Stated exercise: Locate all lines with the word "lähettää" and copy them out.

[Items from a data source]
* BEGIN *
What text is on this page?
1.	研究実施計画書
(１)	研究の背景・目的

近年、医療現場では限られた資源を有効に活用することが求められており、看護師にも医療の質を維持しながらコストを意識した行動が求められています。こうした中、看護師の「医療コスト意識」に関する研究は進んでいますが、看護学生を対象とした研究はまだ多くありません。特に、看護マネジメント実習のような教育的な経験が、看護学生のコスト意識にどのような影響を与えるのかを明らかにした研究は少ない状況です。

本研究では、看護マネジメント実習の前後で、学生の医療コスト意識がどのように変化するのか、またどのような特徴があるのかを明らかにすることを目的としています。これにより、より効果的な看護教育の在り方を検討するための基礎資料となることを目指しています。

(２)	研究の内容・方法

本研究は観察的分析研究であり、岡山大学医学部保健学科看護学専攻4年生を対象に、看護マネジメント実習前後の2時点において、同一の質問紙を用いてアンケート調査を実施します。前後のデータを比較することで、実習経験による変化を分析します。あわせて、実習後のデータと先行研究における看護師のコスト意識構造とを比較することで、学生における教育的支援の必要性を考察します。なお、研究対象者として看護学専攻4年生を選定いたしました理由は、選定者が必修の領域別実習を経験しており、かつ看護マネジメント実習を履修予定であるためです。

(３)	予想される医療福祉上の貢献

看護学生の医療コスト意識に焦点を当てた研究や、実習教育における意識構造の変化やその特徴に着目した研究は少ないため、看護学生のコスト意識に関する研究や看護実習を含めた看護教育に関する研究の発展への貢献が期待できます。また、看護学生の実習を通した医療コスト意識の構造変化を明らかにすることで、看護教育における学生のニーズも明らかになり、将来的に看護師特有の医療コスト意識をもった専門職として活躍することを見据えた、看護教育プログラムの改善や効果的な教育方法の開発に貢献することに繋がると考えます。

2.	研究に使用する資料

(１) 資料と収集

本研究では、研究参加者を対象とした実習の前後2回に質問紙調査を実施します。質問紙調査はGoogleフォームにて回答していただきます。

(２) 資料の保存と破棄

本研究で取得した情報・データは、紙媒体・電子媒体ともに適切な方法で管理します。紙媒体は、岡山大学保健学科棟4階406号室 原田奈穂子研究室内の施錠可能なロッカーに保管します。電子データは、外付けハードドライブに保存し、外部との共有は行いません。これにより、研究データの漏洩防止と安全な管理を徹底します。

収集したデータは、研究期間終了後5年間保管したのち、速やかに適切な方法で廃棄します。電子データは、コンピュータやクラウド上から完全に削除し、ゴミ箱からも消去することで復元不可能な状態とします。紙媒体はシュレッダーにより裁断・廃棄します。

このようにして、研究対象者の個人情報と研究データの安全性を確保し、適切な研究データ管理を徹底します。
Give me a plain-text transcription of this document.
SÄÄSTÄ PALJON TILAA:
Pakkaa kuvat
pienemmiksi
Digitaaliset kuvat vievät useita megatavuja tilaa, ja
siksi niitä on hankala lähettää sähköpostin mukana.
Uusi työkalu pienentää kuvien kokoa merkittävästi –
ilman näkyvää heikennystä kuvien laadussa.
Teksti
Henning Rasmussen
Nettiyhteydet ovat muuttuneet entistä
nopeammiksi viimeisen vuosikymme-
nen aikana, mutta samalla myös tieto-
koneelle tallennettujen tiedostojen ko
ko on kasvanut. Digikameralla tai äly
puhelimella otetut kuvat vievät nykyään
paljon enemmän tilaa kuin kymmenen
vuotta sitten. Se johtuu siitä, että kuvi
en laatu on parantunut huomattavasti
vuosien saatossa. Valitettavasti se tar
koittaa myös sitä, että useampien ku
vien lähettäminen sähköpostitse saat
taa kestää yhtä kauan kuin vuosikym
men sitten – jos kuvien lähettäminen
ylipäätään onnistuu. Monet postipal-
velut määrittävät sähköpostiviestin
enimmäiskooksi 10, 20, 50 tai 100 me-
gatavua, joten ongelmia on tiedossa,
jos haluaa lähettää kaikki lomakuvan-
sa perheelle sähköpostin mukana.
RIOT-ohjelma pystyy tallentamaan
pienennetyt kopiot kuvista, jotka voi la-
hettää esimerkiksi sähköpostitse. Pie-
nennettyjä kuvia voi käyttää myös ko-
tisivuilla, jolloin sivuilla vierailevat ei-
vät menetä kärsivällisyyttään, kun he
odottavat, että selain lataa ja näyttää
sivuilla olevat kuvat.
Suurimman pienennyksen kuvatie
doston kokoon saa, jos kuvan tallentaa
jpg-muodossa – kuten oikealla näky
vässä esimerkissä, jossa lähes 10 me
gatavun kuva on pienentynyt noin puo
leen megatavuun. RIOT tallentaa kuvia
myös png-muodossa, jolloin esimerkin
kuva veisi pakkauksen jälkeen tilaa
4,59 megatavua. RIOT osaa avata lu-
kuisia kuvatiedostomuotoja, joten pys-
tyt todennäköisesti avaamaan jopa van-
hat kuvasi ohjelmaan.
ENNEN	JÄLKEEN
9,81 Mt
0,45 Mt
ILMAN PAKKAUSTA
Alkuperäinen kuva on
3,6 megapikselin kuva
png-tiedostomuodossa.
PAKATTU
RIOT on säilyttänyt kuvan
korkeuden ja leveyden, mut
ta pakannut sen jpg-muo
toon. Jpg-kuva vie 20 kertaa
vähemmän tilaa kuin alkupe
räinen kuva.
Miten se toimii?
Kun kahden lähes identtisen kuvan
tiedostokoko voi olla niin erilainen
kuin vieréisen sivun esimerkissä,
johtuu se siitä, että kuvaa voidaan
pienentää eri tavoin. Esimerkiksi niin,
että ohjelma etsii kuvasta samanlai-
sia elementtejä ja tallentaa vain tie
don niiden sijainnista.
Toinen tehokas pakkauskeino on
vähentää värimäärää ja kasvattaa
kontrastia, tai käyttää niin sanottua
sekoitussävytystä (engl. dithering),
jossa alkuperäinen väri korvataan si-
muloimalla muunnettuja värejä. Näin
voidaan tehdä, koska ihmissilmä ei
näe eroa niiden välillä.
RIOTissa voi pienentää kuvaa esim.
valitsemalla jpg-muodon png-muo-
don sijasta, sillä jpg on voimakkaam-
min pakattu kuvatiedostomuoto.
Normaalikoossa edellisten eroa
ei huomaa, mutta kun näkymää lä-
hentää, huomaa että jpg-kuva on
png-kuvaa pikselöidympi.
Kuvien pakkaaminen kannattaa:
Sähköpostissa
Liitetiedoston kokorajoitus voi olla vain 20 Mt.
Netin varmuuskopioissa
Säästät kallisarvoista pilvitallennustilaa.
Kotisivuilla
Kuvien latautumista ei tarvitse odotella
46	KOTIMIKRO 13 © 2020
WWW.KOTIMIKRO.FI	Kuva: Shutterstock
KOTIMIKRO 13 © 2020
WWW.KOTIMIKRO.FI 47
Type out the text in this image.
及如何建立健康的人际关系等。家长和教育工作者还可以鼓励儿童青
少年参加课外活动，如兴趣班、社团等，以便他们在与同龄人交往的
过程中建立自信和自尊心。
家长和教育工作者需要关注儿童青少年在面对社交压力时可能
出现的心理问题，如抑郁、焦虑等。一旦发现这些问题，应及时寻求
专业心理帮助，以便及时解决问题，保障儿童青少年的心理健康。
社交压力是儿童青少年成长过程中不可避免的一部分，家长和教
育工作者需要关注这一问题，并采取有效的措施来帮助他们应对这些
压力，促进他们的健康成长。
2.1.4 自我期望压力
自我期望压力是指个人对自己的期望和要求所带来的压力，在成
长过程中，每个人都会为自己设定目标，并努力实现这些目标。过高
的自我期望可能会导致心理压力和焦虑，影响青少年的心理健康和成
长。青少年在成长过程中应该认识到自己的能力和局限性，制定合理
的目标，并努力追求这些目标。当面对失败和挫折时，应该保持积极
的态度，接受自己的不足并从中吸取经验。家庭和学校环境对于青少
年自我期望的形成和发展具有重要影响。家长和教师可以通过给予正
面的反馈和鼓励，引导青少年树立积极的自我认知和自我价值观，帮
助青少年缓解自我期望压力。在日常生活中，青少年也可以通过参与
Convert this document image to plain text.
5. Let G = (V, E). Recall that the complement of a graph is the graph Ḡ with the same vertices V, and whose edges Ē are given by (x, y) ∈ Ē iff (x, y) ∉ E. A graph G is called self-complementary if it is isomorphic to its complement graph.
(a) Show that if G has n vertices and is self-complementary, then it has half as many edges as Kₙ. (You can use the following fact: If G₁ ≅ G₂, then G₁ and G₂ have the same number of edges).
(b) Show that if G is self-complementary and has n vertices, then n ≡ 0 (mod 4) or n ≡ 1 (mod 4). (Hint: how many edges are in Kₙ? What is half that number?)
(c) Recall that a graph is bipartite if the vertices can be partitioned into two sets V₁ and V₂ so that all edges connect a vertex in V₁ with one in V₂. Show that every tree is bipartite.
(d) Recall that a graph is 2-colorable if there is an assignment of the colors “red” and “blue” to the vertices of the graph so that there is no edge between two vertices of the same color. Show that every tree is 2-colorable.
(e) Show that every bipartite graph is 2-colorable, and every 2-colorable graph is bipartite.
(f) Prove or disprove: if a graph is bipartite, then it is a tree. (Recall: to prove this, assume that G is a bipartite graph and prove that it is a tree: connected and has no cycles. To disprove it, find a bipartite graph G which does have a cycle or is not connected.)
* END *
Task result:
siksi niitä on hankala lähettää sähköpostin mukana.
jos haluaa lähettää kaikki lomakuvan-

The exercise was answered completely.